What you are asked to do:
Each record below should be output verbatim, without pictures.
++++ Available data
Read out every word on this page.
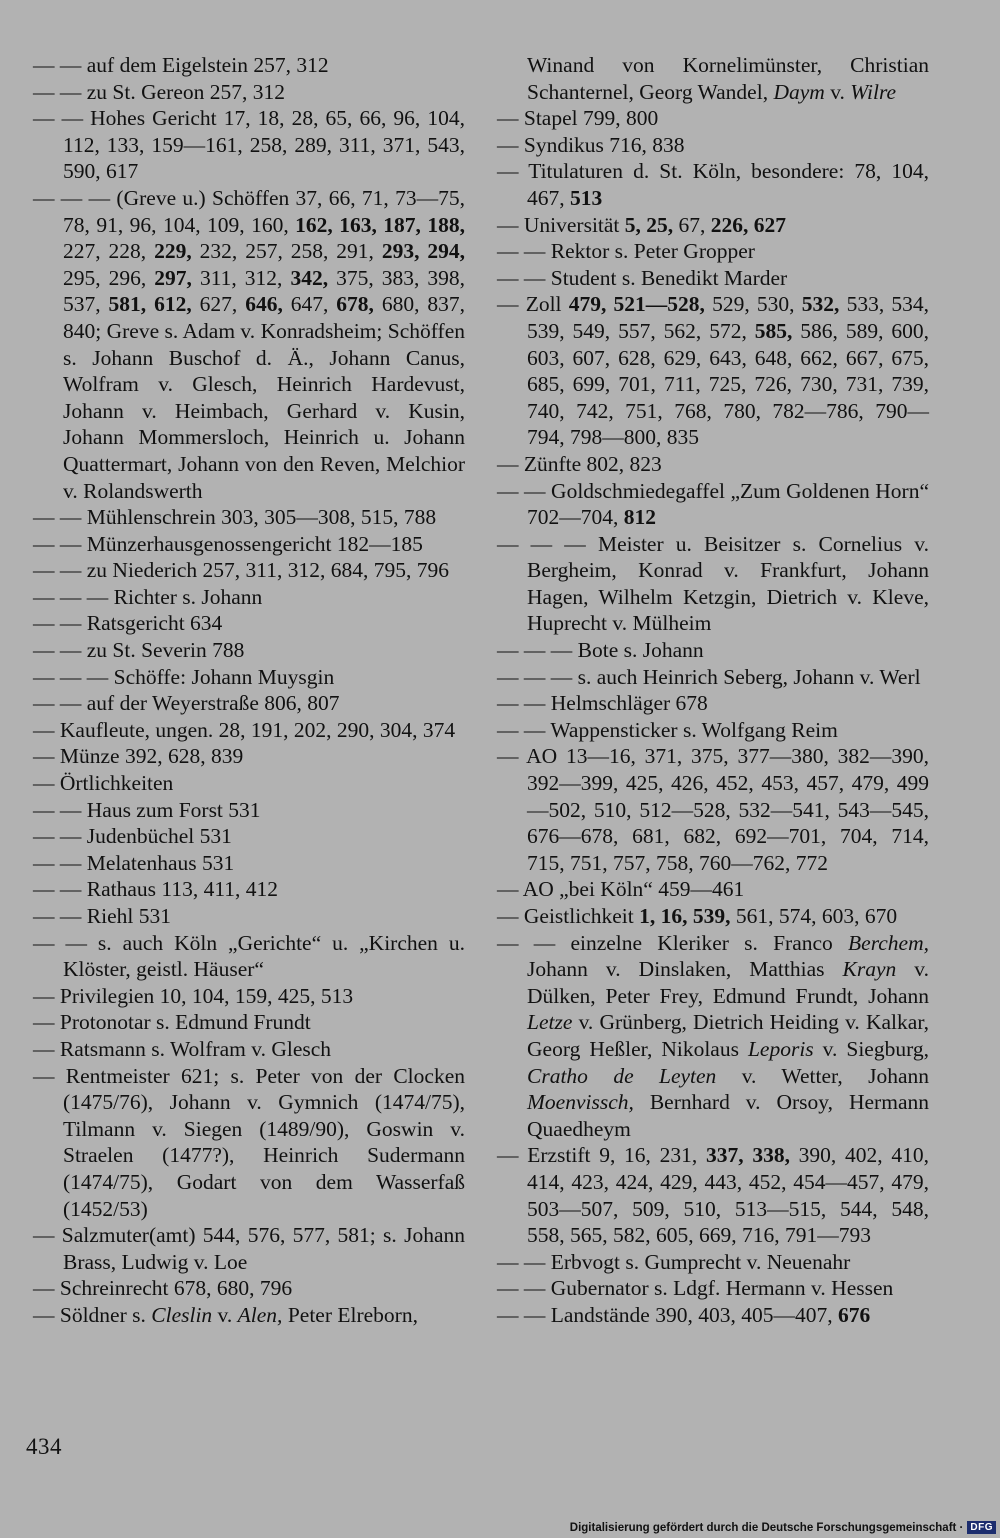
— — auf dem Eigelstein 257, 312

— — zu St. Gereon 257, 312

— — Hohes Gericht 17, 18, 28, 65, 66, 96, 104, 112, 133, 159—161, 258, 289, 311, 371, 543, 590, 617

— — — (Greve u.) Schöffen 37, 66, 71, 73—75, 78, 91, 96, 104, 109, 160, 162, 163, 187, 188, 227, 228, 229, 232, 257, 258, 291, 293, 294, 295, 296, 297, 311, 312, 342, 375, 383, 398, 537, 581, 612, 627, 646, 647, 678, 680, 837, 840; Greve s. Adam v. Konradsheim; Schöffen s. Johann Buschof d. Ä., Johann Canus, Wolfram v. Glesch, Heinrich Hardevust, Johann v. Heimbach, Gerhard v. Kusin, Johann Mommersloch, Heinrich u. Johann Quattermart, Johann von den Reven, Melchior v. Rolandswerth

— — Mühlenschrein 303, 305—308, 515, 788

— — Münzerhausgenossengericht 182—185

— — zu Niederich 257, 311, 312, 684, 795, 796

— — — Richter s. Johann

— — Ratsgericht 634

— — zu St. Severin 788

— — — Schöffe: Johann Muysgin

— — auf der Weyerstraße 806, 807

— Kaufleute, ungen. 28, 191, 202, 290, 304, 374

— Münze 392, 628, 839

— Örtlichkeiten

— — Haus zum Forst 531

— — Judenbüchel 531

— — Melatenhaus 531

— — Rathaus 113, 411, 412

— — Riehl 531

— — s. auch Köln „Gerichte“ u. „Kirchen u. Klöster, geistl. Häuser“

— Privilegien 10, 104, 159, 425, 513

— Protonotar s. Edmund Frundt

— Ratsmann s. Wolfram v. Glesch

— Rentmeister 621; s. Peter von der Clocken (1475/76), Johann v. Gymnich (1474/75), Tilmann v. Siegen (1489/90), Goswin v. Straelen (1477?), Heinrich Sudermann (1474/75), Godart von dem Wasserfaß (1452/53)

— Salzmuter(amt) 544, 576, 577, 581; s. Johann Brass, Ludwig v. Loe

— Schreinrecht 678, 680, 796

— Söldner s. Cleslin v. Alen, Peter Elreborn,

Winand von Kornelimünster, Christian Schanternel, Georg Wandel, Daym v. Wilre

— Stapel 799, 800

— Syndikus 716, 838

— Titulaturen d. St. Köln, besondere: 78, 104, 467, 513

— Universität 5, 25, 67, 226, 627

— — Rektor s. Peter Gropper

— — Student s. Benedikt Marder

— Zoll 479, 521—528, 529, 530, 532, 533, 534, 539, 549, 557, 562, 572, 585, 586, 589, 600, 603, 607, 628, 629, 643, 648, 662, 667, 675, 685, 699, 701, 711, 725, 726, 730, 731, 739, 740, 742, 751, 768, 780, 782—786, 790—794, 798—800, 835

— Zünfte 802, 823

— — Goldschmiedegaffel „Zum Goldenen Horn“ 702—704, 812

— — — Meister u. Beisitzer s. Cornelius v. Bergheim, Konrad v. Frankfurt, Johann Hagen, Wilhelm Ketzgin, Dietrich v. Kleve, Huprecht v. Mülheim

— — — Bote s. Johann

— — — s. auch Heinrich Seberg, Johann v. Werl

— — Helmschläger 678

— — Wappensticker s. Wolfgang Reim

— AO 13—16, 371, 375, 377—380, 382—390, 392—399, 425, 426, 452, 453, 457, 479, 499—502, 510, 512—528, 532—541, 543—545, 676—678, 681, 682, 692—701, 704, 714, 715, 751, 757, 758, 760—762, 772

— AO „bei Köln“ 459—461

— Geistlichkeit 1, 16, 539, 561, 574, 603, 670

— — einzelne Kleriker s. Franco Berchem, Johann v. Dinslaken, Matthias Krayn v. Dülken, Peter Frey, Edmund Frundt, Johann Letze v. Grünberg, Dietrich Heiding v. Kalkar, Georg Heßler, Nikolaus Leporis v. Siegburg, Cratho de Leyten v. Wetter, Johann Moenvissch, Bernhard v. Orsoy, Hermann Quaedheym

— Erzstift 9, 16, 231, 337, 338, 390, 402, 410, 414, 423, 424, 429, 443, 452, 454—457, 479, 503—507, 509, 510, 513—515, 544, 548, 558, 565, 582, 605, 669, 716, 791—793

— — Erbvogt s. Gumprecht v. Neuenahr

— — Gubernator s. Ldgf. Hermann v. Hessen

— — Landstände 390, 403, 405—407, 676

434
Digitalisierung gefördert durch die Deutsche Forschungsgemeinschaft · DFG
++++++++
Problem solution:
Read out every word on this page.
— — auf dem Eigelstein 257, 312

— — zu St. Gereon 257, 312

— — Hohes Gericht 17, 18, 28, 65, 66, 96, 104, 112, 133, 159—161, 258, 289, 311, 371, 543, 590, 617

— — — (Greve u.) Schöffen 37, 66, 71, 73—75, 78, 91, 96, 104, 109, 160, 162, 163, 187, 188, 227, 228, 229, 232, 257, 258, 291, 293, 294, 295, 296, 297, 311, 312, 342, 375, 383, 398, 537, 581, 612, 627, 646, 647, 678, 680, 837, 840; Greve s. Adam v. Konradsheim; Schöffen s. Johann Buschof d. Ä., Johann Canus, Wolfram v. Glesch, Heinrich Hardevust, Johann v. Heimbach, Gerhard v. Kusin, Johann Mommersloch, Heinrich u. Johann Quattermart, Johann von den Reven, Melchior v. Rolandswerth

— — Mühlenschrein 303, 305—308, 515, 788

— — Münzerhausgenossengericht 182—185

— — zu Niederich 257, 311, 312, 684, 795, 796

— — — Richter s. Johann

— — Ratsgericht 634

— — zu St. Severin 788

— — — Schöffe: Johann Muysgin

— — auf der Weyerstraße 806, 807

— Kaufleute, ungen. 28, 191, 202, 290, 304, 374

— Münze 392, 628, 839

— Örtlichkeiten

— — Haus zum Forst 531

— — Judenbüchel 531

— — Melatenhaus 531

— — Rathaus 113, 411, 412

— — Riehl 531

— — s. auch Köln „Gerichte“ u. „Kirchen u. Klöster, geistl. Häuser“

— Privilegien 10, 104, 159, 425, 513

— Protonotar s. Edmund Frundt

— Ratsmann s. Wolfram v. Glesch

— Rentmeister 621; s. Peter von der Clocken (1475/76), Johann v. Gymnich (1474/75), Tilmann v. Siegen (1489/90), Goswin v. Straelen (1477?), Heinrich Sudermann (1474/75), Godart von dem Wasserfaß (1452/53)

— Salzmuter(amt) 544, 576, 577, 581; s. Johann Brass, Ludwig v. Loe

— Schreinrecht 678, 680, 796

— Söldner s. Cleslin v. Alen, Peter Elreborn,

Winand von Kornelimünster, Christian Schanternel, Georg Wandel, Daym v. Wilre

— Stapel 799, 800

— Syndikus 716, 838

— Titulaturen d. St. Köln, besondere: 78, 104, 467, 513

— Universität 5, 25, 67, 226, 627

— — Rektor s. Peter Gropper

— — Student s. Benedikt Marder

— Zoll 479, 521—528, 529, 530, 532, 533, 534, 539, 549, 557, 562, 572, 585, 586, 589, 600, 603, 607, 628, 629, 643, 648, 662, 667, 675, 685, 699, 701, 711, 725, 726, 730, 731, 739, 740, 742, 751, 768, 780, 782—786, 790—794, 798—800, 835

— Zünfte 802, 823

— — Goldschmiedegaffel „Zum Goldenen Horn“ 702—704, 812

— — — Meister u. Beisitzer s. Cornelius v. Bergheim, Konrad v. Frankfurt, Johann Hagen, Wilhelm Ketzgin, Dietrich v. Kleve, Huprecht v. Mülheim

— — — Bote s. Johann

— — — s. auch Heinrich Seberg, Johann v. Werl

— — Helmschläger 678

— — Wappensticker s. Wolfgang Reim

— AO 13—16, 371, 375, 377—380, 382—390, 392—399, 425, 426, 452, 453, 457, 479, 499—502, 510, 512—528, 532—541, 543—545, 676—678, 681, 682, 692—701, 704, 714, 715, 751, 757, 758, 760—762, 772

— AO „bei Köln“ 459—461

— Geistlichkeit 1, 16, 539, 561, 574, 603, 670

— — einzelne Kleriker s. Franco Berchem, Johann v. Dinslaken, Matthias Krayn v. Dülken, Peter Frey, Edmund Frundt, Johann Letze v. Grünberg, Dietrich Heiding v. Kalkar, Georg Heßler, Nikolaus Leporis v. Siegburg, Cratho de Leyten v. Wetter, Johann Moenvissch, Bernhard v. Orsoy, Hermann Quaedheym

— Erzstift 9, 16, 231, 337, 338, 390, 402, 410, 414, 423, 424, 429, 443, 452, 454—457, 479, 503—507, 509, 510, 513—515, 544, 548, 558, 565, 582, 605, 669, 716, 791—793

— — Erbvogt s. Gumprecht v. Neuenahr

— — Gubernator s. Ldgf. Hermann v. Hessen

— — Landstände 390, 403, 405—407, 676

434
Digitalisierung gefördert durch die Deutsche Forschungsgemeinschaft · DFG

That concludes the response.